What to work on
Where a line holds the string "festival", return that line.

── Data provided

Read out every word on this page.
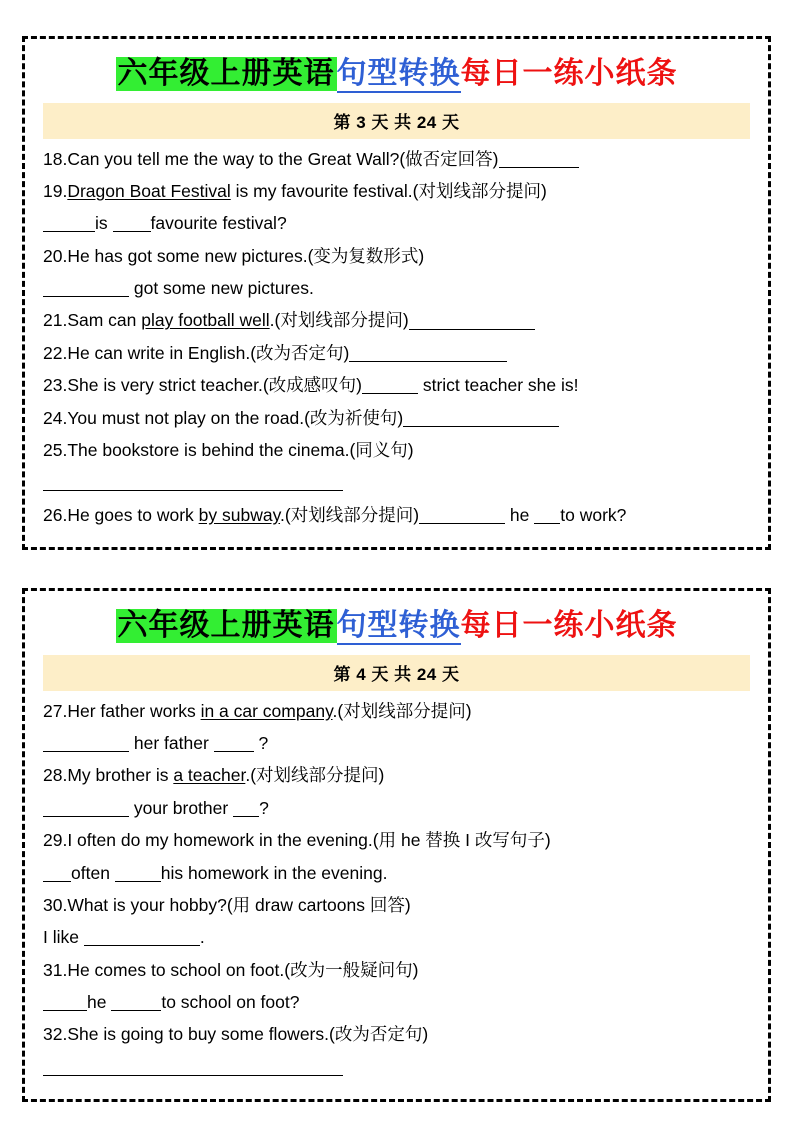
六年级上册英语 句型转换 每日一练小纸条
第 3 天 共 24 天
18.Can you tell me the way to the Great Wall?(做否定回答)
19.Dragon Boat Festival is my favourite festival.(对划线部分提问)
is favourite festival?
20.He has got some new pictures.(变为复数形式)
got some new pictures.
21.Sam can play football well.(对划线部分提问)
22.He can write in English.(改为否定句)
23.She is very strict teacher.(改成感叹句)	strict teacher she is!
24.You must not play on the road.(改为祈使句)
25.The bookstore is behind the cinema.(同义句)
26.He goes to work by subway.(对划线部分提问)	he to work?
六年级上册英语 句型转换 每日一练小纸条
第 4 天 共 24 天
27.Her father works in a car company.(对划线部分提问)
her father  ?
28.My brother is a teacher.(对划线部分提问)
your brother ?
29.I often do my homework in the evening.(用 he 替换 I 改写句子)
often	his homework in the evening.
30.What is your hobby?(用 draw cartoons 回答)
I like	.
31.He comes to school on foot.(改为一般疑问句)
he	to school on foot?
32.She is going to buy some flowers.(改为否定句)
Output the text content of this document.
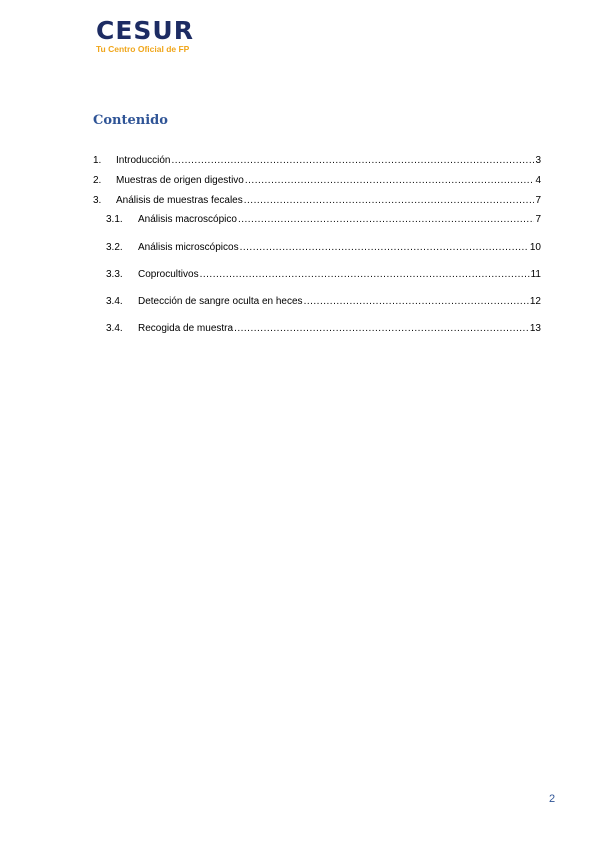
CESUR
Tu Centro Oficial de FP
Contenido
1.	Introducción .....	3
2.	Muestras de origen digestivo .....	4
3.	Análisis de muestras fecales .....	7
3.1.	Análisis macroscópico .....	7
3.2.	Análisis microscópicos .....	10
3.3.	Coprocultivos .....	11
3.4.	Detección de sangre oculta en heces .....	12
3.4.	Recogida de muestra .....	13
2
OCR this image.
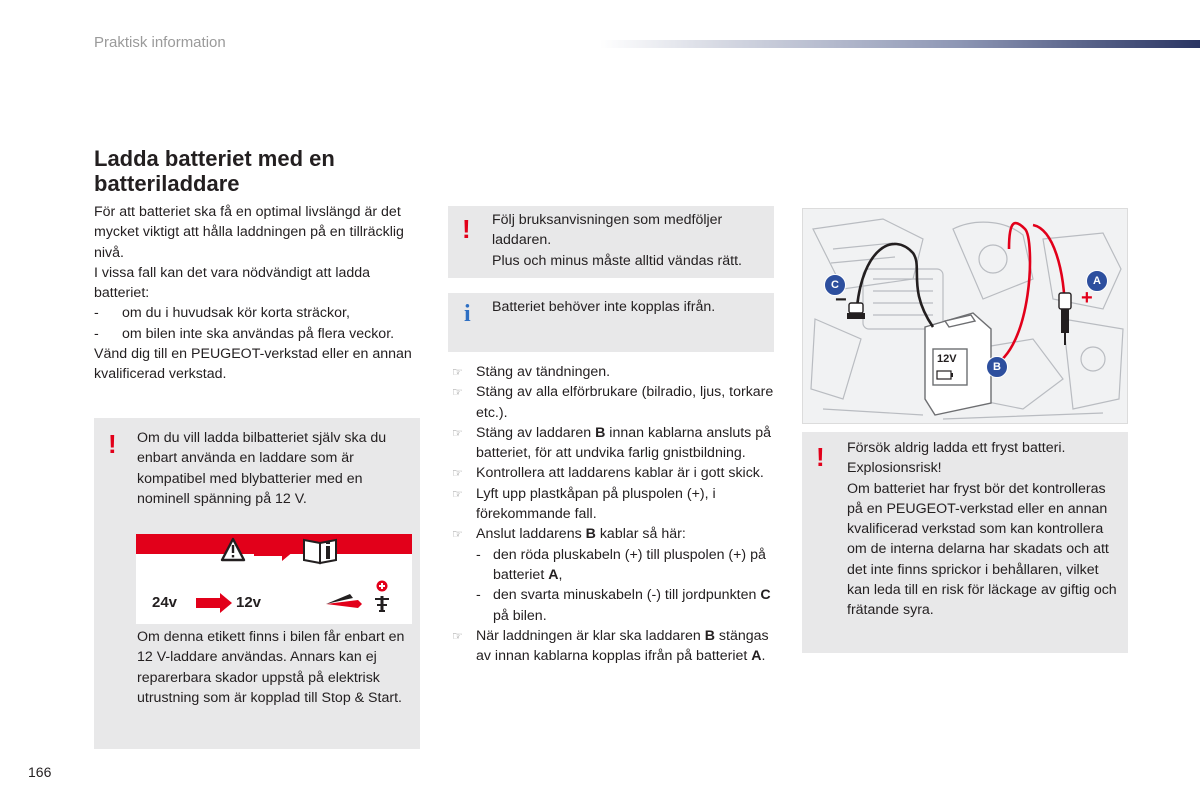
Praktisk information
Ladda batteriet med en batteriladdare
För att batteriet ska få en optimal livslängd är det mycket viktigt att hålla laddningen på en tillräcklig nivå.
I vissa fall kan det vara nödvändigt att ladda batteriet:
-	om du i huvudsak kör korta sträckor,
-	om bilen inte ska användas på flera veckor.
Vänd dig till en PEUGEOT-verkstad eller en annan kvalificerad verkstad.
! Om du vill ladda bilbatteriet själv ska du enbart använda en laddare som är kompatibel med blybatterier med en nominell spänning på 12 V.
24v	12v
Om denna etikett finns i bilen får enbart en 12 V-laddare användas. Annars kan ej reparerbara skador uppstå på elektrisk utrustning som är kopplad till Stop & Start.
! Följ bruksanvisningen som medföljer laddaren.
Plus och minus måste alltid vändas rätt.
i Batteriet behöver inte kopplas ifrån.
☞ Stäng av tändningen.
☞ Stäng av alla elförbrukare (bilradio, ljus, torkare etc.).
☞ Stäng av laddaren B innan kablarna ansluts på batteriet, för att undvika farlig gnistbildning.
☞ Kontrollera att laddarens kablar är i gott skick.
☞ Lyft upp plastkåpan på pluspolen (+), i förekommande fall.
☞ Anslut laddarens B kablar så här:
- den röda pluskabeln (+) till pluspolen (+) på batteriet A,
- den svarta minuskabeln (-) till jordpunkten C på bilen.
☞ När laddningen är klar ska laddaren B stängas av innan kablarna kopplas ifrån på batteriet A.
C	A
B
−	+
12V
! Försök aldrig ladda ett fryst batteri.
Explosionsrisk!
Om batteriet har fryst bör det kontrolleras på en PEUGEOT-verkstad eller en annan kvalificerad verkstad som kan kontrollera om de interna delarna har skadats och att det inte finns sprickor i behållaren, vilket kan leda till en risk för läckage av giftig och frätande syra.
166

────
── Data provided

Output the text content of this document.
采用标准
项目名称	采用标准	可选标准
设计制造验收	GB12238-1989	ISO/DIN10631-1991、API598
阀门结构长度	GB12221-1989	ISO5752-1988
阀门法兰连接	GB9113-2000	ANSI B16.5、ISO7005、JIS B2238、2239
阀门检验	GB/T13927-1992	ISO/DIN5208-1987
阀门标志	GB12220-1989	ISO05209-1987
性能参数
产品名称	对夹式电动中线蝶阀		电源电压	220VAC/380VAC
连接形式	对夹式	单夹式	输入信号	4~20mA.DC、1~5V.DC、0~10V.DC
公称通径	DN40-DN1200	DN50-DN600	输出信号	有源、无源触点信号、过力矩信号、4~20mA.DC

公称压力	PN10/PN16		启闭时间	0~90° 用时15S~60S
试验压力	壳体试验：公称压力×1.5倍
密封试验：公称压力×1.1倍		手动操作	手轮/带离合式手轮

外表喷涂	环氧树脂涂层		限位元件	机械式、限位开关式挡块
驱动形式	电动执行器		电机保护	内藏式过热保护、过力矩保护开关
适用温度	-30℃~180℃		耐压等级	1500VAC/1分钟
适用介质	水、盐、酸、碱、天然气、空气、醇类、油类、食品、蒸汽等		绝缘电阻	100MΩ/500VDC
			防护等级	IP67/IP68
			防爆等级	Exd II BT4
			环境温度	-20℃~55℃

────

Exercise output
19.Dragon Boat Festival is my favourite festival.(对划线部分提问)
is favourite festival?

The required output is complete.